◆ **Problem to work on**
Copy all entries without alteration and skip the pictures they hold.

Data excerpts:
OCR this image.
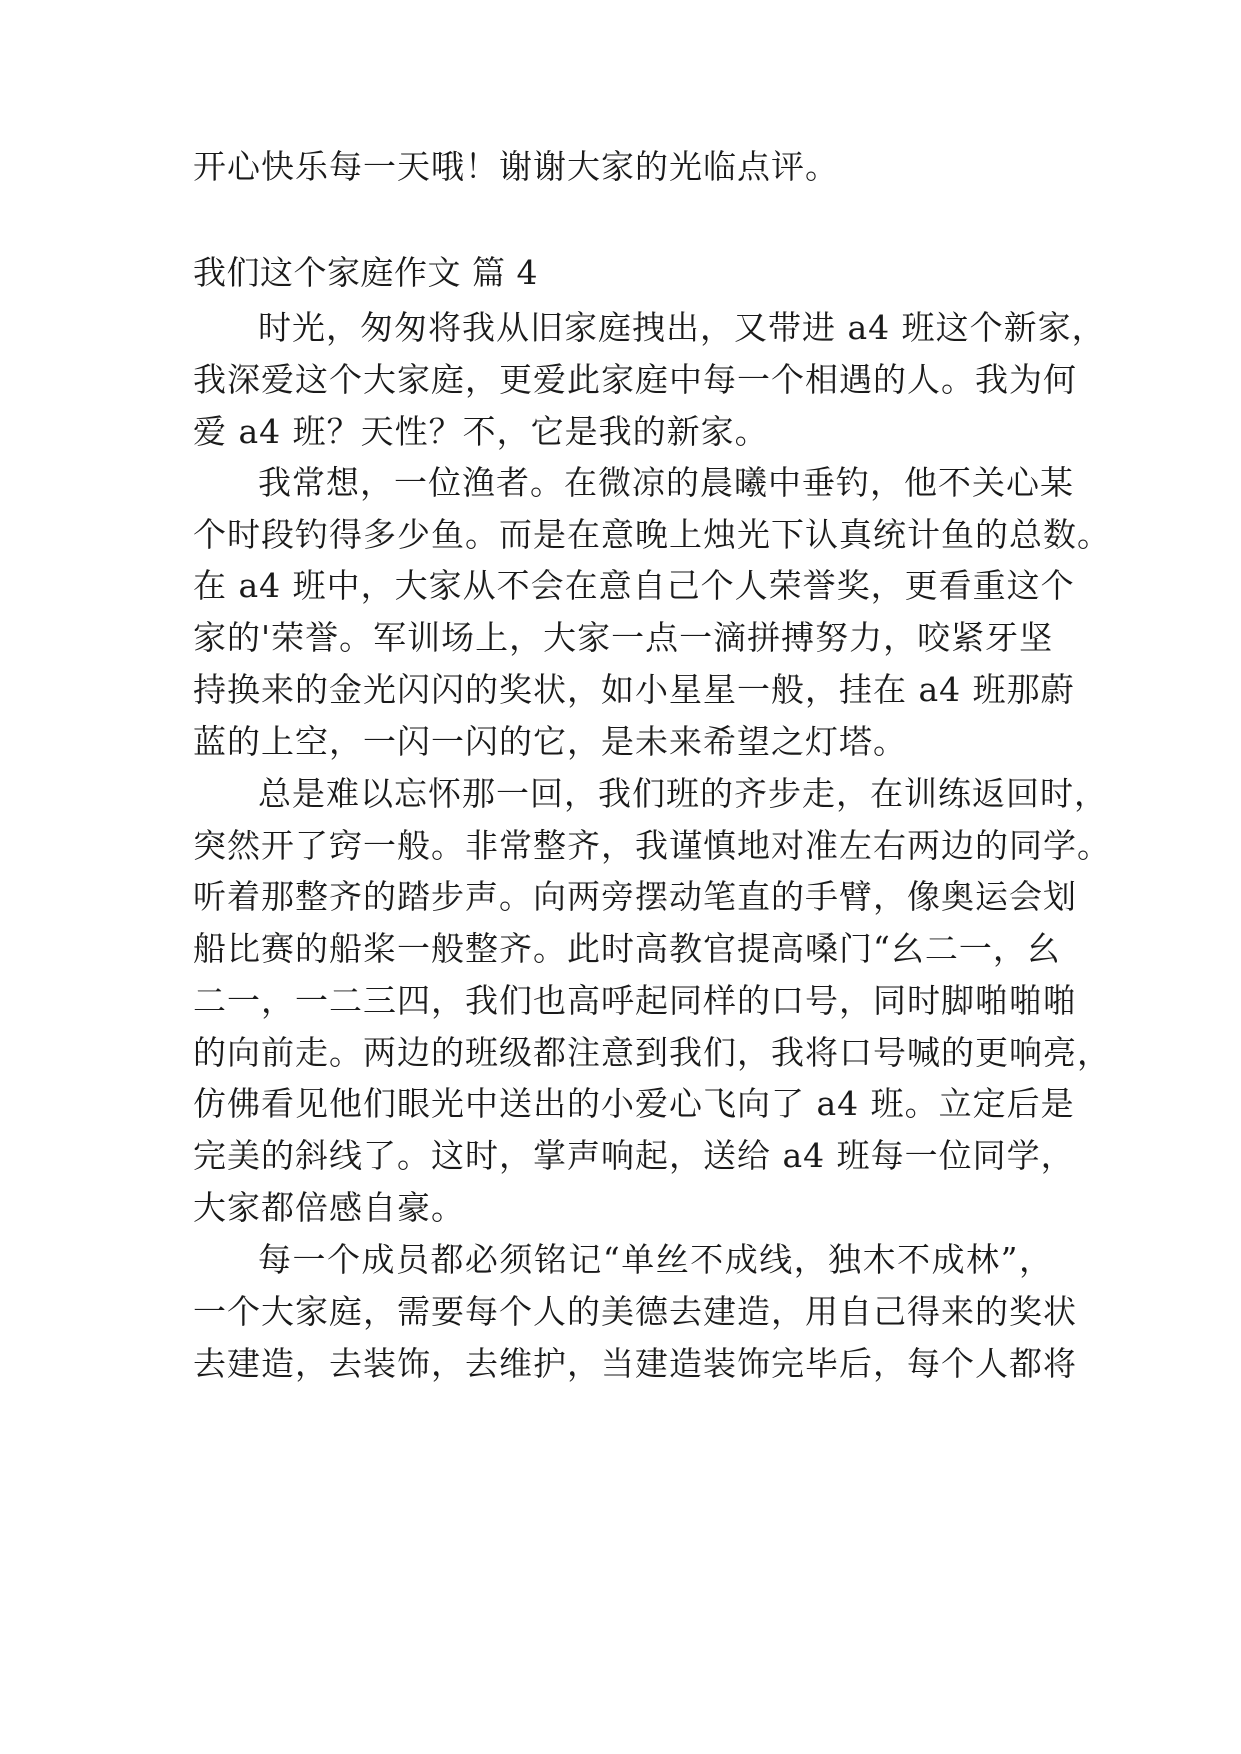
开心快乐每一天哦！谢谢大家的光临点评。
我们这个家庭作文 篇 4
时光，匆匆将我从旧家庭拽出，又带进 a4 班这个新家，
我深爱这个大家庭，更爱此家庭中每一个相遇的人。我为何
爱 a4 班？天性？不，它是我的新家。
我常想，一位渔者。在微凉的晨曦中垂钓，他不关心某
个时段钓得多少鱼。而是在意晚上烛光下认真统计鱼的总数。
在 a4 班中，大家从不会在意自己个人荣誉奖，更看重这个
家的'荣誉。军训场上，大家一点一滴拼搏努力，咬紧牙坚
持换来的金光闪闪的奖状，如小星星一般，挂在 a4 班那蔚
蓝的上空，一闪一闪的它，是未来希望之灯塔。
总是难以忘怀那一回，我们班的齐步走，在训练返回时，
突然开了窍一般。非常整齐，我谨慎地对准左右两边的同学。
听着那整齐的踏步声。向两旁摆动笔直的手臂，像奥运会划
船比赛的船桨一般整齐。此时高教官提高嗓门“幺二一，幺
二一，一二三四，我们也高呼起同样的口号，同时脚啪啪啪
的向前走。两边的班级都注意到我们，我将口号喊的更响亮，
仿佛看见他们眼光中送出的小爱心飞向了 a4 班。立定后是
完美的斜线了。这时，掌声响起，送给 a4 班每一位同学，
大家都倍感自豪。
每一个成员都必须铭记“单丝不成线，独木不成林”，
一个大家庭，需要每个人的美德去建造，用自己得来的奖状
去建造，去装饰，去维护，当建造装饰完毕后，每个人都将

◆ **Task output**
OCR this image.
开心快乐每一天哦！谢谢大家的光临点评。
我们这个家庭作文 篇 4
时光，匆匆将我从旧家庭拽出，又带进 a4 班这个新家，
我深爱这个大家庭，更爱此家庭中每一个相遇的人。我为何
爱 a4 班？天性？不，它是我的新家。
我常想，一位渔者。在微凉的晨曦中垂钓，他不关心某
个时段钓得多少鱼。而是在意晚上烛光下认真统计鱼的总数。
在 a4 班中，大家从不会在意自己个人荣誉奖，更看重这个
家的'荣誉。军训场上，大家一点一滴拼搏努力，咬紧牙坚
持换来的金光闪闪的奖状，如小星星一般，挂在 a4 班那蔚
蓝的上空，一闪一闪的它，是未来希望之灯塔。
总是难以忘怀那一回，我们班的齐步走，在训练返回时，
突然开了窍一般。非常整齐，我谨慎地对准左右两边的同学。
听着那整齐的踏步声。向两旁摆动笔直的手臂，像奥运会划
船比赛的船桨一般整齐。此时高教官提高嗓门“幺二一，幺
二一，一二三四，我们也高呼起同样的口号，同时脚啪啪啪
的向前走。两边的班级都注意到我们，我将口号喊的更响亮，
仿佛看见他们眼光中送出的小爱心飞向了 a4 班。立定后是
完美的斜线了。这时，掌声响起，送给 a4 班每一位同学，
大家都倍感自豪。
每一个成员都必须铭记“单丝不成线，独木不成林”，
一个大家庭，需要每个人的美德去建造，用自己得来的奖状
去建造，去装饰，去维护，当建造装饰完毕后，每个人都将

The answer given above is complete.